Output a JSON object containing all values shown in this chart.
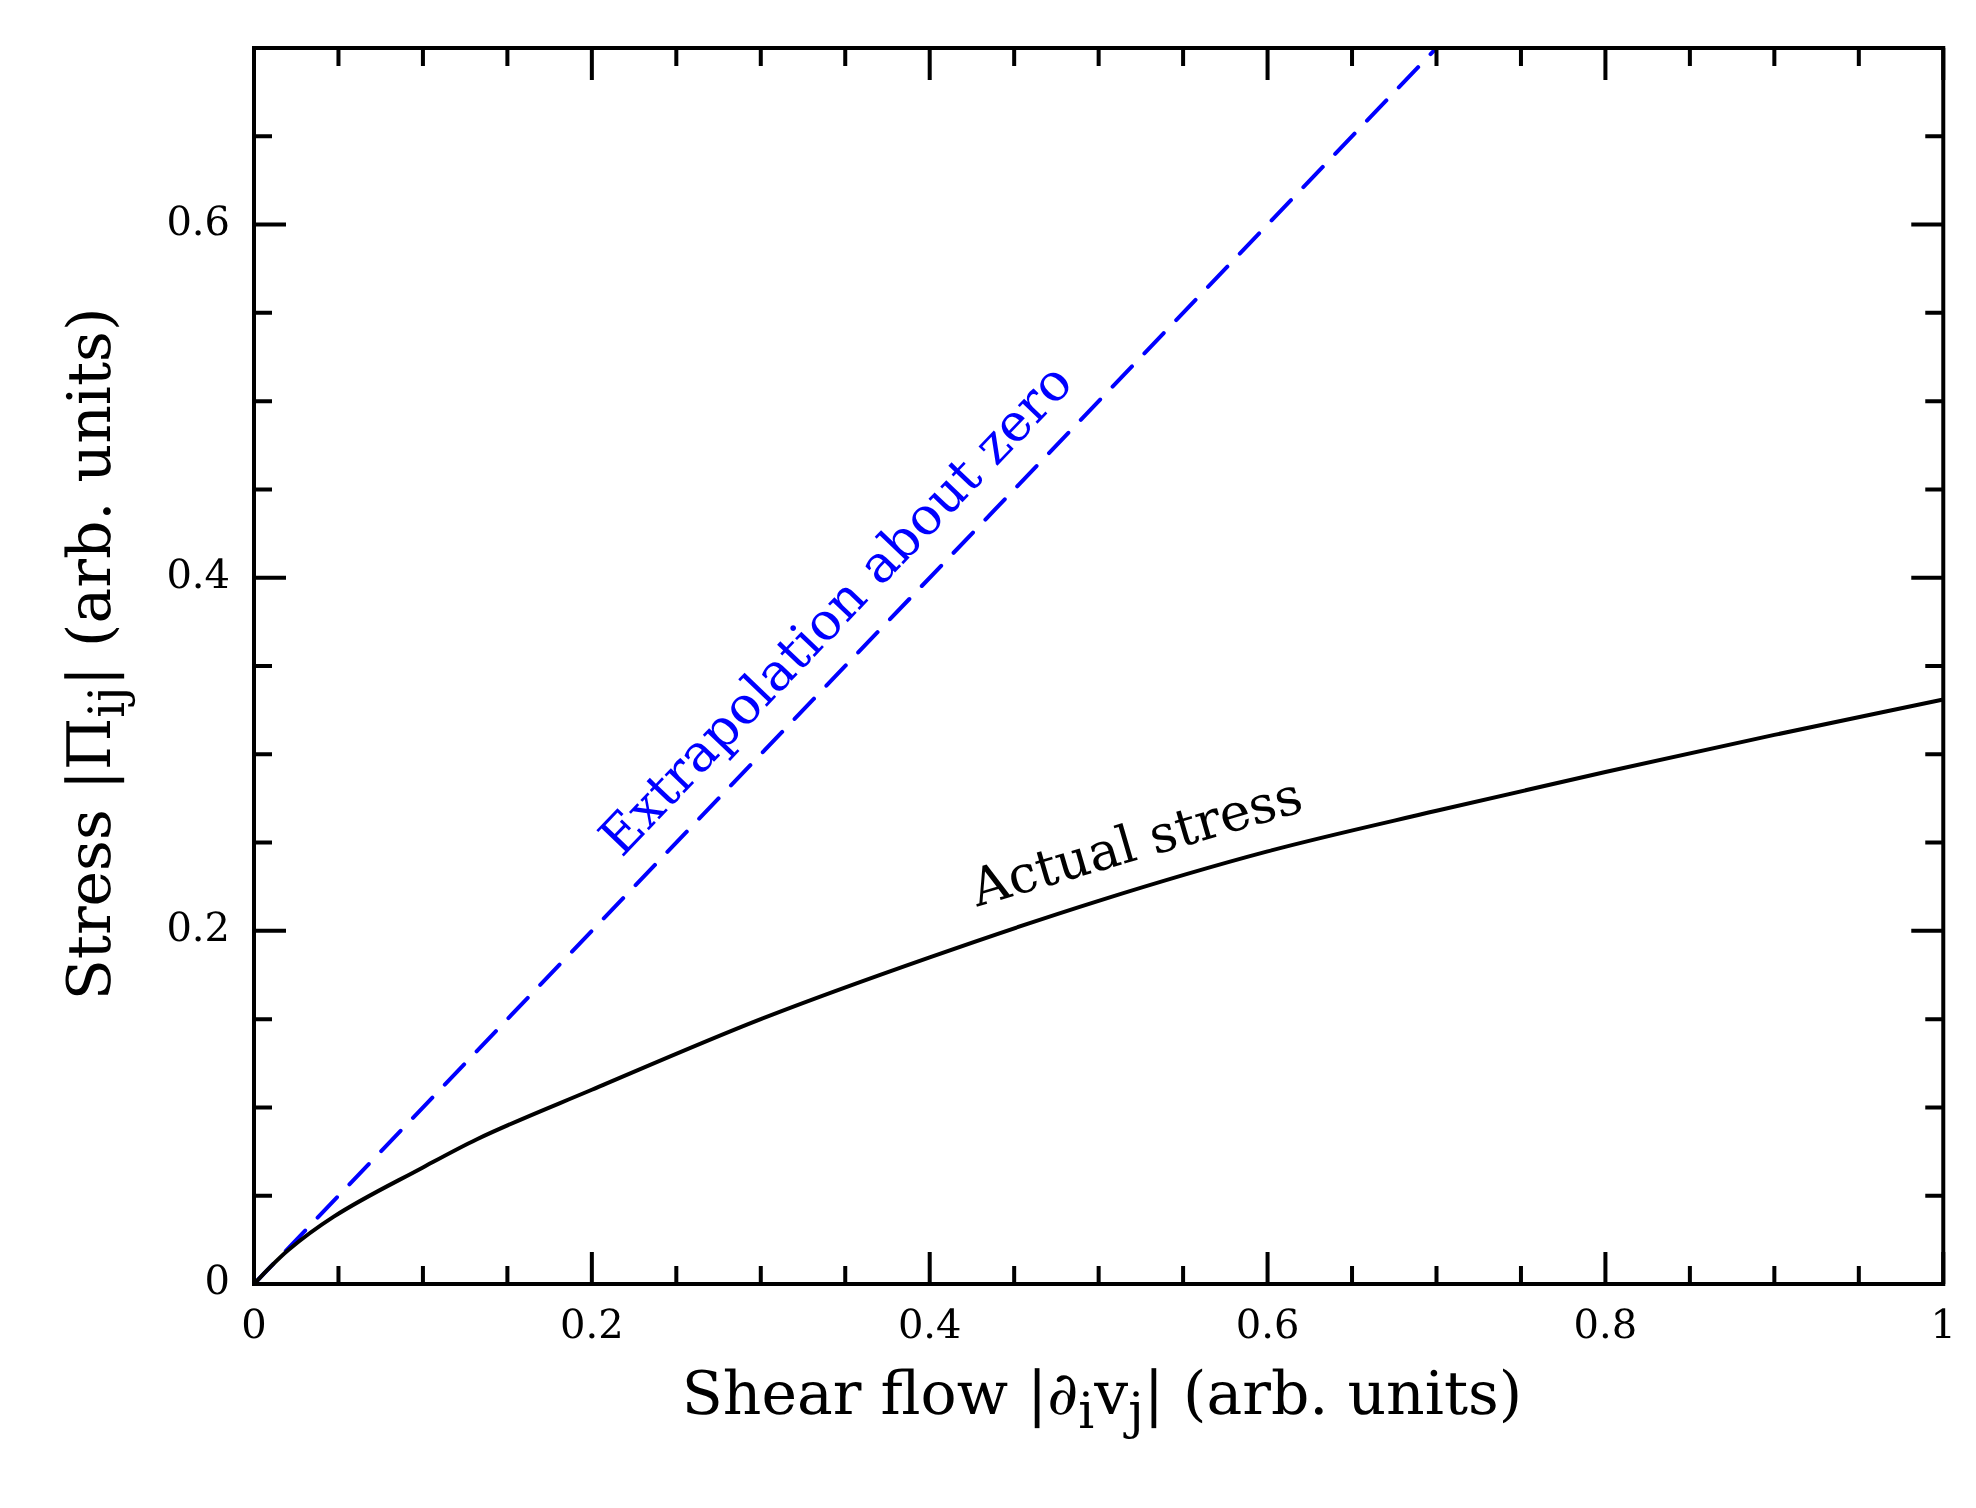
{
  "chart_data": {
    "type": "line",
    "xlabel": "Shear flow |∂$_{i}$v$_{j}$| (arb. units)",
    "ylabel": "Stress |Π$_{ij}$| (arb. units)",
    "xlim": [
      0,
      1
    ],
    "ylim": [
      0,
      0.7
    ],
    "xticks": [
      0,
      {
        "value": 0.05,
        "label": null
      },
      {
        "value": 0.1,
        "label": null
      },
      {
        "value": 0.15,
        "label": null
      },
      0.2,
      {
        "value": 0.25,
        "label": null
      },
      {
        "value": 0.3,
        "label": null
      },
      {
        "value": 0.35,
        "label": null
      },
      0.4,
      {
        "value": 0.45,
        "label": null
      },
      {
        "value": 0.5,
        "label": null
      },
      {
        "value": 0.55,
        "label": null
      },
      0.6,
      {
        "value": 0.65,
        "label": null
      },
      {
        "value": 0.7,
        "label": null
      },
      {
        "value": 0.75,
        "label": null
      },
      0.8,
      {
        "value": 0.85,
        "label": null
      },
      {
        "value": 0.9,
        "label": null
      },
      {
        "value": 0.95,
        "label": null
      },
      1
    ],
    "yticks": [
      0,
      {
        "value": 0.05,
        "label": null
      },
      {
        "value": 0.1,
        "label": null
      },
      {
        "value": 0.15,
        "label": null
      },
      0.2,
      {
        "value": 0.25,
        "label": null
      },
      {
        "value": 0.3,
        "label": null
      },
      {
        "value": 0.35,
        "label": null
      },
      0.4,
      {
        "value": 0.45,
        "label": null
      },
      {
        "value": 0.5,
        "label": null
      },
      {
        "value": 0.55,
        "label": null
      },
      0.6,
      {
        "value": 0.65,
        "label": null
      }
    ],
    "grid": false,
    "legend": false,
    "marker": "none",
    "series": [
      {
        "name": "Actual stress",
        "color": "#000000",
        "line_style": "solid",
        "x": [
          0,
          0.01,
          0.02,
          0.047,
          0.1,
          0.132,
          0.2,
          0.3,
          0.4,
          0.5,
          0.6,
          0.7,
          0.8,
          0.9,
          1
        ],
        "values": [
          0,
          0.01,
          0.019,
          0.038,
          0.066,
          0.082,
          0.11,
          0.15,
          0.185,
          0.217,
          0.245,
          0.268,
          0.29,
          0.311,
          0.331
        ]
      },
      {
        "name": "Extrapolation about zero",
        "color": "#0000ff",
        "line_style": "dashed",
        "x": [
          0,
          0.7
        ],
        "values": [
          0,
          0.7
        ]
      }
    ]
  }
}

** WHAT YOU ARE ASKED TO DO **
State the number of lines in the preceding entries that include the word "units". Provide nothing else.

** SOLUTION FOR THIS PROBLEM **
2